Challenge — Give the data a second time, exactly and in full.

Data entries —
____
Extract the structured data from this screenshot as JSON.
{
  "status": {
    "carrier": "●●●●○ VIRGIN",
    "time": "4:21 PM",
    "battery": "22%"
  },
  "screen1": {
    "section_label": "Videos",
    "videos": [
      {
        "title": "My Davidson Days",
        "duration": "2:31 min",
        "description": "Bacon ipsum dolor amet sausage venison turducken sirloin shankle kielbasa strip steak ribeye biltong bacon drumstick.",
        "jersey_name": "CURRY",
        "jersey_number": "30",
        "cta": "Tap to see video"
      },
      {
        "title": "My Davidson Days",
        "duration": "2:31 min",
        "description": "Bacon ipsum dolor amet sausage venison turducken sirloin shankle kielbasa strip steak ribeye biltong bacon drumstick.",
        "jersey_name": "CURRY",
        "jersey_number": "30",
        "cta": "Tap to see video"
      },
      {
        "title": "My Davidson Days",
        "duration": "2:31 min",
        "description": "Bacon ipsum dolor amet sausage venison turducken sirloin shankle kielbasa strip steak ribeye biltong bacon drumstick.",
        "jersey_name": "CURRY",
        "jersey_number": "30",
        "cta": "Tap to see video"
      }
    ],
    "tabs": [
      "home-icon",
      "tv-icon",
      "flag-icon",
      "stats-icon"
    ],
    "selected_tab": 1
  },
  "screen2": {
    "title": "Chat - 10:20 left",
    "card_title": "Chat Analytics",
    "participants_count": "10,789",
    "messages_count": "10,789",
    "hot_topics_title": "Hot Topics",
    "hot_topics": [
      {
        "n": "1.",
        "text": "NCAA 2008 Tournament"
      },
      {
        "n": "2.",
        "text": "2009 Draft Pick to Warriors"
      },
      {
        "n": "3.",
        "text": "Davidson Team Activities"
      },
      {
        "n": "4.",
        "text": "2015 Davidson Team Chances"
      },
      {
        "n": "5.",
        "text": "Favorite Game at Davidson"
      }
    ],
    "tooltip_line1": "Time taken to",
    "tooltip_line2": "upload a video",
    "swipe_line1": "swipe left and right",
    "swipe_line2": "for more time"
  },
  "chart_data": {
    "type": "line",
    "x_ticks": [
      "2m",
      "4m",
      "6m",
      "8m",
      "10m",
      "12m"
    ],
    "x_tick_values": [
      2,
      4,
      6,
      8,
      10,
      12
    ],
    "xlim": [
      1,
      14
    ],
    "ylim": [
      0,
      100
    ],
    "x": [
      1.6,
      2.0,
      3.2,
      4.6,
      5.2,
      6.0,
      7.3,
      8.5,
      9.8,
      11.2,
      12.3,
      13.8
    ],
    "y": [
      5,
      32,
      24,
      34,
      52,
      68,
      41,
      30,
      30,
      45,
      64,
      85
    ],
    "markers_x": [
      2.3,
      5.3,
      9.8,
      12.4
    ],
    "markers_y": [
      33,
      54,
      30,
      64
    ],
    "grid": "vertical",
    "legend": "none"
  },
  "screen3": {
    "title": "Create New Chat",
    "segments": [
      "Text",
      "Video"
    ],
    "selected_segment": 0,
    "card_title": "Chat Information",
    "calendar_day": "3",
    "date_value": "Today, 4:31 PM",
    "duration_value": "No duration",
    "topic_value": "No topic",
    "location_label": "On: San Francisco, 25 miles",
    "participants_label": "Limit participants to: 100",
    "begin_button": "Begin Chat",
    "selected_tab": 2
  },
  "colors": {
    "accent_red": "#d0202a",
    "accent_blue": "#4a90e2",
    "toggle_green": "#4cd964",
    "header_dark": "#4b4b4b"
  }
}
____
Task solution —
Extract the structured data from this screenshot as JSON.
{
  "status": {
    "carrier": "●●●●○ VIRGIN",
    "time": "4:21 PM",
    "battery": "22%"
  },
  "screen1": {
    "section_label": "Videos",
    "videos": [
      {
        "title": "My Davidson Days",
        "duration": "2:31 min",
        "description": "Bacon ipsum dolor amet sausage venison turducken sirloin shankle kielbasa strip steak ribeye biltong bacon drumstick.",
        "jersey_name": "CURRY",
        "jersey_number": "30",
        "cta": "Tap to see video"
      },
      {
        "title": "My Davidson Days",
        "duration": "2:31 min",
        "description": "Bacon ipsum dolor amet sausage venison turducken sirloin shankle kielbasa strip steak ribeye biltong bacon drumstick.",
        "jersey_name": "CURRY",
        "jersey_number": "30",
        "cta": "Tap to see video"
      },
      {
        "title": "My Davidson Days",
        "duration": "2:31 min",
        "description": "Bacon ipsum dolor amet sausage venison turducken sirloin shankle kielbasa strip steak ribeye biltong bacon drumstick.",
        "jersey_name": "CURRY",
        "jersey_number": "30",
        "cta": "Tap to see video"
      }
    ],
    "tabs": [
      "home-icon",
      "tv-icon",
      "flag-icon",
      "stats-icon"
    ],
    "selected_tab": 1
  },
  "screen2": {
    "title": "Chat - 10:20 left",
    "card_title": "Chat Analytics",
    "participants_count": "10,789",
    "messages_count": "10,789",
    "hot_topics_title": "Hot Topics",
    "hot_topics": [
      {
        "n": "1.",
        "text": "NCAA 2008 Tournament"
      },
      {
        "n": "2.",
        "text": "2009 Draft Pick to Warriors"
      },
      {
        "n": "3.",
        "text": "Davidson Team Activities"
      },
      {
        "n": "4.",
        "text": "2015 Davidson Team Chances"
      },
      {
        "n": "5.",
        "text": "Favorite Game at Davidson"
      }
    ],
    "tooltip_line1": "Time taken to",
    "tooltip_line2": "upload a video",
    "swipe_line1": "swipe left and right",
    "swipe_line2": "for more time"
  },
  "chart_data": {
    "type": "line",
    "x_ticks": [
      "2m",
      "4m",
      "6m",
      "8m",
      "10m",
      "12m"
    ],
    "x_tick_values": [
      2,
      4,
      6,
      8,
      10,
      12
    ],
    "xlim": [
      1,
      14
    ],
    "ylim": [
      0,
      100
    ],
    "x": [
      1.6,
      2.0,
      3.2,
      4.6,
      5.2,
      6.0,
      7.3,
      8.5,
      9.8,
      11.2,
      12.3,
      13.8
    ],
    "y": [
      5,
      32,
      24,
      34,
      52,
      68,
      41,
      30,
      30,
      45,
      64,
      85
    ],
    "markers_x": [
      2.3,
      5.3,
      9.8,
      12.4
    ],
    "markers_y": [
      33,
      54,
      30,
      64
    ],
    "grid": "vertical",
    "legend": "none"
  },
  "screen3": {
    "title": "Create New Chat",
    "segments": [
      "Text",
      "Video"
    ],
    "selected_segment": 0,
    "card_title": "Chat Information",
    "calendar_day": "3",
    "date_value": "Today, 4:31 PM",
    "duration_value": "No duration",
    "topic_value": "No topic",
    "location_label": "On: San Francisco, 25 miles",
    "participants_label": "Limit participants to: 100",
    "begin_button": "Begin Chat",
    "selected_tab": 2
  },
  "colors": {
    "accent_red": "#d0202a",
    "accent_blue": "#4a90e2",
    "toggle_green": "#4cd964",
    "header_dark": "#4b4b4b"
  }
}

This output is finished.